Extracted text:
For ten years this exhibition celebrated the sources of inspiration shared by Indian and Western artists; and at the same time, it traced the role of migrants from India via Suriname through songs, memorabilia, and documentary film footage.
Photographs © Ludwig Pesch
This exhibition was one of the five themes in the exhibition “Round and About India”: Wanderings
Storytellers and actors brought their stories to every corner of India. Today their narrative boxes, scrolls and performances are increasingly being replaced by modern mediums, but they have not yet disappeared.
India is a country of stories and storytellers. Opportunities abound in the exhibition Round and About India to watch and listen to narratives about people, ideas and objects. Every item has a tale, every person has something to tell. Whether it is festivals and processions, commerce and history, gods and heroes, pilgrimages and wanderings.
In this exhibition these stories are the central features of performances in dance, theatre and music.
Some notes on Rabindranath Tagore and his role in fostering “sympathy of the East and West” during his visit to The Netherlands in fall 1920
In his poetry, for which he received the Nobel Prize for Literature as Asia’s first awardee in 1913, Rabindranath Tagore uses musical instruments as metaphors for self-realization and transcendence; notably the vina (or “veena”, often translated as “harp”) and the flute. In a letter to Frederik van Eeden, his Dutch translator, he wrote:
Very often I think and feel that I am like a flute – the flute that cannot talk but when the breath is upon it, can sing. I am sure you have seen me in my book and I shall never be able to make myself seen to you when we meet; for the body of the lamp is dark, it has no expression, only its flame has the language.
(signed in London on 9 August 1913, seven years before visiting the Netherlands) 
In another letter to Van Eeden, Tagore wrote about a quest he shared with leading minds all over the world:
Still I cannot deny that this award of the Nobel Prize has been a great thing. It is the handshake of sympathy of the East and West across the water – it has proclaimed the oneness of humanity.
(signed in Shanti Niketan, 12 December 1913) 
In 1920 Tagore spoke before packed houses including the “free congregation”: the humanistic and cosmopolitan “Vrije Gemeente” whose highly placed members had built a magnificent church at the Weteringschans in Amsterdam. (It now houses Amsterdam’s prime pop venue, known as “Paradiso”.)
Tagore’s lecture tour made a lasting impression on countless listeners:
Rabindranath Tagore (1861-1941) and the Dutch writer, psychiatrist and Utopist Frederik van Eeden (1860-1932) exchanged correspondence between 1913 and 1928, and met in Amsterdam in 1920. When Van Eeden discovered Tagore’s poetry in 1913, he experienced a feeling of profound recognition and went on to translate a considerable amount of Tagore’s poetic work into Dutch, starting with Gitanjali [Wijzangen]. Van Eeden’s translations became very popular in the Netherlands, also among composers.

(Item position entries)
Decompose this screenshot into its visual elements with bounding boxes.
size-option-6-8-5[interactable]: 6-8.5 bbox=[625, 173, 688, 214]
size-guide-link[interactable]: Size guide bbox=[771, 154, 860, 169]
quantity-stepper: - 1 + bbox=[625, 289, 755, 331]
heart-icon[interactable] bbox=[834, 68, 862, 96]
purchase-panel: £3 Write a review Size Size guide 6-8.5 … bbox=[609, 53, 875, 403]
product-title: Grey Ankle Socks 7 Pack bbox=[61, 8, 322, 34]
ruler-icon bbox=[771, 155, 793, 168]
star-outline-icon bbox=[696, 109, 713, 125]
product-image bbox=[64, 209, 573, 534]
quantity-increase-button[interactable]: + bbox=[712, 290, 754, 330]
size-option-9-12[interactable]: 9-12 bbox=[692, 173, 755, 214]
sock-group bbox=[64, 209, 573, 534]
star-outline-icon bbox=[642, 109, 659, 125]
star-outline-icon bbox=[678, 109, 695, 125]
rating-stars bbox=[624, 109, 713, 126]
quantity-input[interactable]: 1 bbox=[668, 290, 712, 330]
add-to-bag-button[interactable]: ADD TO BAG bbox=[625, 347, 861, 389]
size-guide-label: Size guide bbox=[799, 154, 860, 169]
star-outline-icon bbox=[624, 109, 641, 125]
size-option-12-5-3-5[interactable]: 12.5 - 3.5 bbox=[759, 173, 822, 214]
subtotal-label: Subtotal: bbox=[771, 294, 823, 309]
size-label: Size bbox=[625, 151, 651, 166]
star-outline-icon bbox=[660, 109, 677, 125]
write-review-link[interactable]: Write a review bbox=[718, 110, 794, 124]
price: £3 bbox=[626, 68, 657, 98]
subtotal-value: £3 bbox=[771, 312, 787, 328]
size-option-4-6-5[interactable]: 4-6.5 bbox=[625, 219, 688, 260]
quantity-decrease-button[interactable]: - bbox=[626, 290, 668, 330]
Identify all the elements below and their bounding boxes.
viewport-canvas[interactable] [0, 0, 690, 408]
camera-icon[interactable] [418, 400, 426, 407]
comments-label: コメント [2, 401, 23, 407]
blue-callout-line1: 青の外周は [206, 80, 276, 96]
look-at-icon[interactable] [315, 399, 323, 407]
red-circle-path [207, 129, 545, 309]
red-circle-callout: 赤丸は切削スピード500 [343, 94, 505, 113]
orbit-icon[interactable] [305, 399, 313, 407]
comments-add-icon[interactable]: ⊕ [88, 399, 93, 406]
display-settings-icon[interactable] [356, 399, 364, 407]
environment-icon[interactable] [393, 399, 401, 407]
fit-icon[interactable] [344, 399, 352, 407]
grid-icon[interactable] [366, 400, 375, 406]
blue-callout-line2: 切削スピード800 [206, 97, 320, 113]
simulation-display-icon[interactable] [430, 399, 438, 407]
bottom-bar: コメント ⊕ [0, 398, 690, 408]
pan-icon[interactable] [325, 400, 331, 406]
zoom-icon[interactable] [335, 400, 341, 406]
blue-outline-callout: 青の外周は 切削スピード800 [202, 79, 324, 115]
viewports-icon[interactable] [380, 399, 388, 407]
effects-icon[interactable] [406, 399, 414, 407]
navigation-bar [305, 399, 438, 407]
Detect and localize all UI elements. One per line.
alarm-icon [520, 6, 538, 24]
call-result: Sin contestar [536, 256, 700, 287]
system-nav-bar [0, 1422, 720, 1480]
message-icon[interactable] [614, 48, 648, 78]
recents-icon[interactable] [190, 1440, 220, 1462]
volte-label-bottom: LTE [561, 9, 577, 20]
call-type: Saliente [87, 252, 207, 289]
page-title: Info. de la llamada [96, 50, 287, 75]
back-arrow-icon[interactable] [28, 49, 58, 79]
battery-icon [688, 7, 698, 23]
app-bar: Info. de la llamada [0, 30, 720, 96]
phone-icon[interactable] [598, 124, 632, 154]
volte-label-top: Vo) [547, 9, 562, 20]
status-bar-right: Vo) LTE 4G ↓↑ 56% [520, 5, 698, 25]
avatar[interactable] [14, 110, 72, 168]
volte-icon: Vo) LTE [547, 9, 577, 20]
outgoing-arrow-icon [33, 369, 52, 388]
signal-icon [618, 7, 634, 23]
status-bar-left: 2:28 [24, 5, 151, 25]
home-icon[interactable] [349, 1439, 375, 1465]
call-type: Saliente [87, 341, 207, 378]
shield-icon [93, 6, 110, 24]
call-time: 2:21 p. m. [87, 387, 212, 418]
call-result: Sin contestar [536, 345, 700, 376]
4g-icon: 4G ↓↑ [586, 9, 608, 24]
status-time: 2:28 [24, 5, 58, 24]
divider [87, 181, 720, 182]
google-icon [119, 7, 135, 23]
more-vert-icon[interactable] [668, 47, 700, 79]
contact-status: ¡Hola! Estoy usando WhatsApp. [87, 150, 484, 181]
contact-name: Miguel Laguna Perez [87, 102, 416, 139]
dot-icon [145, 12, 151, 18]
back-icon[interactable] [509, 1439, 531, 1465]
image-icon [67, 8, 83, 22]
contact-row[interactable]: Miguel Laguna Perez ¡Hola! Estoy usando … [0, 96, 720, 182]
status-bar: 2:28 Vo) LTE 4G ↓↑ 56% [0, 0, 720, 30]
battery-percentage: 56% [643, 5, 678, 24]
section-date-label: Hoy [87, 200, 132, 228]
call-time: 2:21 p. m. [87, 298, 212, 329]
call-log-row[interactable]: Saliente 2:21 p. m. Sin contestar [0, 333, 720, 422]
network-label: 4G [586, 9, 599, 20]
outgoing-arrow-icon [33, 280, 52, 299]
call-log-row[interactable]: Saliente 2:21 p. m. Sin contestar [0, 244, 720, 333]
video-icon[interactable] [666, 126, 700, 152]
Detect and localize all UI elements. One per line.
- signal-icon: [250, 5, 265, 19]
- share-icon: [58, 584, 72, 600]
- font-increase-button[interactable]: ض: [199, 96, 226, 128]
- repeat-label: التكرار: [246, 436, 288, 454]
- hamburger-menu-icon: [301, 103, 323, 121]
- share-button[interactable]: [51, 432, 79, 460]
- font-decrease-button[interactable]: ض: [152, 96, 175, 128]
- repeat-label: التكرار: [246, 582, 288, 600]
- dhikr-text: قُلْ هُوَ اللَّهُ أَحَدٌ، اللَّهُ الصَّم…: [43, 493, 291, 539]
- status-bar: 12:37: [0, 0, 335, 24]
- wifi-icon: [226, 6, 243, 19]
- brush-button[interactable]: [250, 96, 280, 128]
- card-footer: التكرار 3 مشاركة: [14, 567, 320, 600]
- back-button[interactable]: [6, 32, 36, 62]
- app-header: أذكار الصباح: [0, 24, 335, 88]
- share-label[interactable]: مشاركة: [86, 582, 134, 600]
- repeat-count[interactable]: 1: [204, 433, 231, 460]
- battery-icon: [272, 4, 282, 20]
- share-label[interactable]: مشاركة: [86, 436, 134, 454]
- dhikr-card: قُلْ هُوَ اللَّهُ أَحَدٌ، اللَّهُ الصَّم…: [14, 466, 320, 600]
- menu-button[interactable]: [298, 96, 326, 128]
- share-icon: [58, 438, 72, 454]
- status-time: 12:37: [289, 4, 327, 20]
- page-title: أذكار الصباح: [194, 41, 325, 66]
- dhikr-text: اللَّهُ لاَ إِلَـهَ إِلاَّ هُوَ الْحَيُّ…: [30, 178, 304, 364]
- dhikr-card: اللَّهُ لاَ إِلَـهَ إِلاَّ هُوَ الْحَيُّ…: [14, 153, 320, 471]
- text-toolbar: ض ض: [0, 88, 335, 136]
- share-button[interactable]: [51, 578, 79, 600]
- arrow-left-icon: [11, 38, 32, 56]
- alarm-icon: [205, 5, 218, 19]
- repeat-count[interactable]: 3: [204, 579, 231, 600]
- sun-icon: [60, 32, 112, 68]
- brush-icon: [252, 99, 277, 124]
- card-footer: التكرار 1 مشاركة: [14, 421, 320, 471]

Objective 1:
According to the exhibition text, who translated Tagore's work into Dutch?
Objective 2:
Please return everything in the entries from their first line down to the line that contains "size-guide-label: Size guide", unchanged and with both ends included.

Written answer 1:
Frederik van Eeden

Written answer 2:
Decompose this screenshot into its visual elements with bounding boxes.
size-option-6-8-5[interactable]: 6-8.5 bbox=[625, 173, 688, 214]
size-guide-link[interactable]: Size guide bbox=[771, 154, 860, 169]
quantity-stepper: - 1 + bbox=[625, 289, 755, 331]
heart-icon[interactable] bbox=[834, 68, 862, 96]
purchase-panel: £3 Write a review Size Size guide 6-8.5 … bbox=[609, 53, 875, 403]
product-title: Grey Ankle Socks 7 Pack bbox=[61, 8, 322, 34]
ruler-icon bbox=[771, 155, 793, 168]
star-outline-icon bbox=[696, 109, 713, 125]
product-image bbox=[64, 209, 573, 534]
quantity-increase-button[interactable]: + bbox=[712, 290, 754, 330]
size-option-9-12[interactable]: 9-12 bbox=[692, 173, 755, 214]
sock-group bbox=[64, 209, 573, 534]
star-outline-icon bbox=[642, 109, 659, 125]
star-outline-icon bbox=[678, 109, 695, 125]
rating-stars bbox=[624, 109, 713, 126]
quantity-input[interactable]: 1 bbox=[668, 290, 712, 330]
add-to-bag-button[interactable]: ADD TO BAG bbox=[625, 347, 861, 389]
size-guide-label: Size guide bbox=[799, 154, 860, 169]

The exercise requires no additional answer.